─── Dataset
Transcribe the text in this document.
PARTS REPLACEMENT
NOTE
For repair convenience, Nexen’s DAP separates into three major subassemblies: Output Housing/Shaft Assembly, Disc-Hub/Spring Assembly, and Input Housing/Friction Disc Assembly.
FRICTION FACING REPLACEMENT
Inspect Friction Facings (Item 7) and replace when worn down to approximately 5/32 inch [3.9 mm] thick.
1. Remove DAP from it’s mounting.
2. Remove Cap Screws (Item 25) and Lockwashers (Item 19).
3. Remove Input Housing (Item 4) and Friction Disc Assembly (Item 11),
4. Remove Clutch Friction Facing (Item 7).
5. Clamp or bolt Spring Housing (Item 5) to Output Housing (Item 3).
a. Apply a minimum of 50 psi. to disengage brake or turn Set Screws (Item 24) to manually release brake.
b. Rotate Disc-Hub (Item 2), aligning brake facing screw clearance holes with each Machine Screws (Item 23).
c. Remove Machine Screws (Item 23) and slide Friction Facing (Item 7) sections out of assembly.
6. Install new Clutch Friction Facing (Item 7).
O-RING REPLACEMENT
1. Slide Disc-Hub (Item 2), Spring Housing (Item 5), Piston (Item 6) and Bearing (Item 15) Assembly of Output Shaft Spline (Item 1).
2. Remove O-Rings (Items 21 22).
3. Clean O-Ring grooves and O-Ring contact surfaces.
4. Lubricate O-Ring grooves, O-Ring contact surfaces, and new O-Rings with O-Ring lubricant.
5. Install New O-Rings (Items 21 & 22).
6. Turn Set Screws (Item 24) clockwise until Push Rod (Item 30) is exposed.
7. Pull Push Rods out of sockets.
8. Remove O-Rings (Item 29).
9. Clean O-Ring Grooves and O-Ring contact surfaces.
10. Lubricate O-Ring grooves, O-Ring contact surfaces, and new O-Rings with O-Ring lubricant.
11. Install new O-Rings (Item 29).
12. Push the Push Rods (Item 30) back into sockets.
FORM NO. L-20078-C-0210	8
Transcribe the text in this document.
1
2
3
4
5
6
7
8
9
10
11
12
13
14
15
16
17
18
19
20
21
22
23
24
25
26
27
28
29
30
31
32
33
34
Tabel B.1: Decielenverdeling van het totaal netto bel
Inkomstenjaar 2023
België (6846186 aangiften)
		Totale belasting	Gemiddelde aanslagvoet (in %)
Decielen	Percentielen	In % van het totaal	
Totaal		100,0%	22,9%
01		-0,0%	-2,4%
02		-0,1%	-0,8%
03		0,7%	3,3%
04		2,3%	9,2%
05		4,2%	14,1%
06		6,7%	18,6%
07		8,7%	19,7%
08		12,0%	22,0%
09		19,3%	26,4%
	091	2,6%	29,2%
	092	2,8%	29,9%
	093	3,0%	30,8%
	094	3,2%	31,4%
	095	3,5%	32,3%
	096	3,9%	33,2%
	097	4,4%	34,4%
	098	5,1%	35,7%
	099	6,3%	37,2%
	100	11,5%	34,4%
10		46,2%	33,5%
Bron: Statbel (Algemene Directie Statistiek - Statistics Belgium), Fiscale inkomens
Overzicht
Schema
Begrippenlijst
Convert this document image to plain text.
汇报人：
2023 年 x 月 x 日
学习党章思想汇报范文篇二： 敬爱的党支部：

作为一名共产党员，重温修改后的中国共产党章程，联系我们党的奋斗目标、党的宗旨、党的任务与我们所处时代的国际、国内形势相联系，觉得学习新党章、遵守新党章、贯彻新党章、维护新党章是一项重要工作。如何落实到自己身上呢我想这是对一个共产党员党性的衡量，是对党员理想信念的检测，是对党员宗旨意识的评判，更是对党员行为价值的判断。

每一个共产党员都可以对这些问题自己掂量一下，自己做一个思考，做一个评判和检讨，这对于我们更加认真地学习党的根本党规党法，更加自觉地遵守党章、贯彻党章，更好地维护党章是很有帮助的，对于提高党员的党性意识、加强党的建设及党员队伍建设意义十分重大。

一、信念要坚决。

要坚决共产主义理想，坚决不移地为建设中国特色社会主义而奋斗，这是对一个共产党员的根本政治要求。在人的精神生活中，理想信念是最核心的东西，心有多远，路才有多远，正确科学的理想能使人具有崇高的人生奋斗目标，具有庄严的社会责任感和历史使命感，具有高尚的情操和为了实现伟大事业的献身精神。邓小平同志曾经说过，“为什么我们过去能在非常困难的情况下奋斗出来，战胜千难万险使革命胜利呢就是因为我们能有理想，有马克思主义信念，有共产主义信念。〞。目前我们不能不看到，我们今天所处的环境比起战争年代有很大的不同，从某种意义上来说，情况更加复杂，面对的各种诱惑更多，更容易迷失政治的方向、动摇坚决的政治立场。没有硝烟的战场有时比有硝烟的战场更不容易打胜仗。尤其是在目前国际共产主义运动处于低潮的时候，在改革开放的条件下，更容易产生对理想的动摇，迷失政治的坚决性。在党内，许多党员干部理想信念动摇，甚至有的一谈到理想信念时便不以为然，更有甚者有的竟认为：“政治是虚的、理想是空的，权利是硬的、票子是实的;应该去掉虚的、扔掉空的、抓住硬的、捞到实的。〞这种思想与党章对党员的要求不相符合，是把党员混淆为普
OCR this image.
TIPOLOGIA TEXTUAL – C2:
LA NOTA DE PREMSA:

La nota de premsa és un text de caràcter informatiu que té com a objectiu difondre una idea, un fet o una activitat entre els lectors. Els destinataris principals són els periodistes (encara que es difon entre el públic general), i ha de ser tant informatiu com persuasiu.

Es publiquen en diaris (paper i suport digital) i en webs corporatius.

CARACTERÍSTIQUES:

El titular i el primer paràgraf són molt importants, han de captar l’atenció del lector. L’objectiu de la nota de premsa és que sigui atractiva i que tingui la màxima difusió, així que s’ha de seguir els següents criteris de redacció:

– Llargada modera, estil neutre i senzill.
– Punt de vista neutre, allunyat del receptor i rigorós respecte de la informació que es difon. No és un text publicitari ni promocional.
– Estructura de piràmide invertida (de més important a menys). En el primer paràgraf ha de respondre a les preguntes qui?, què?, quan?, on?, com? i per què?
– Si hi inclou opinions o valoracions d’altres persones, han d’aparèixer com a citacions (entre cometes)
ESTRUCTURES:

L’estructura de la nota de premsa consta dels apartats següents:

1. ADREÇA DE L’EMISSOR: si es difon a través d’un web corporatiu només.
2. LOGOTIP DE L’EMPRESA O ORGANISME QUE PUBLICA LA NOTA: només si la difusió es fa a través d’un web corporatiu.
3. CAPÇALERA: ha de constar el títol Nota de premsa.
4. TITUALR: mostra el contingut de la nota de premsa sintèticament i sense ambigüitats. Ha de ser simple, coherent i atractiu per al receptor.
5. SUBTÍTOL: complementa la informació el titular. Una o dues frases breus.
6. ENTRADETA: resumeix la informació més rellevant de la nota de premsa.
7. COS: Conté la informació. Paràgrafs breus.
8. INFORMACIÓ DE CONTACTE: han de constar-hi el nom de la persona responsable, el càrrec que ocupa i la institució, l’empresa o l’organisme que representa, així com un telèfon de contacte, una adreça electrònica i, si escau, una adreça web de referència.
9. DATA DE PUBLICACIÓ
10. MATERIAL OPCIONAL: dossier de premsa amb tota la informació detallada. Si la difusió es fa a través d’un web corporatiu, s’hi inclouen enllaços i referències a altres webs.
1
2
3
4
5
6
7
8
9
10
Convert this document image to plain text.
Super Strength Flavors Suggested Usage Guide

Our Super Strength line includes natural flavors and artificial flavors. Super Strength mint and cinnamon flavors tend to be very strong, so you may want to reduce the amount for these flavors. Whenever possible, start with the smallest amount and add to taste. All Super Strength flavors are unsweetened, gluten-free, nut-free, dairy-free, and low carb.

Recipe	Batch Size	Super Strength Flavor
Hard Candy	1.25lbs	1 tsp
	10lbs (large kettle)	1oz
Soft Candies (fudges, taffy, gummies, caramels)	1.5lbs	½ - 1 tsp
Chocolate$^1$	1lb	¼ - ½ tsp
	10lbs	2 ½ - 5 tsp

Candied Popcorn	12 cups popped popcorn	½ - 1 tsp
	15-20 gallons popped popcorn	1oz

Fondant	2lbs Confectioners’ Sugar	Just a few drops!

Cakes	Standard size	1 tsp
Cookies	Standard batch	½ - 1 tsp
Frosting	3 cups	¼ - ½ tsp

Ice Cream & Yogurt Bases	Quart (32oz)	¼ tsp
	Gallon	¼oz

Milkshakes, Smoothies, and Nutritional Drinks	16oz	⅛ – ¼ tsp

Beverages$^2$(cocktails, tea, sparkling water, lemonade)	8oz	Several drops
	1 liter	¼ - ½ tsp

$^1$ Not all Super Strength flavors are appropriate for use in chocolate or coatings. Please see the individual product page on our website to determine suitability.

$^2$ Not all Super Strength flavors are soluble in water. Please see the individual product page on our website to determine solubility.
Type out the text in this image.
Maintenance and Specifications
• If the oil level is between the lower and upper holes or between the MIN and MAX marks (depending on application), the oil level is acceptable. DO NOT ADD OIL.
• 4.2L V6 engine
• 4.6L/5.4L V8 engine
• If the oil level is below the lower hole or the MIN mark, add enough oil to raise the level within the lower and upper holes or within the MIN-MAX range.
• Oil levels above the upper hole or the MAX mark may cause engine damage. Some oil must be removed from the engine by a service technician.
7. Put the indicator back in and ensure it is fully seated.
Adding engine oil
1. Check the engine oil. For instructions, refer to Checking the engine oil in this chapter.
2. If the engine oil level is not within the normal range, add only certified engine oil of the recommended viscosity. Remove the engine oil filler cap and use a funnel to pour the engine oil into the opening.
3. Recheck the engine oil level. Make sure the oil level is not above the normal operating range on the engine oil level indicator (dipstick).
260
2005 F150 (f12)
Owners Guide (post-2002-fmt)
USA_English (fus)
──────
:: Problem statement ::
The answer is a single number: how many lines include the word "cups"?

:: In response ::
2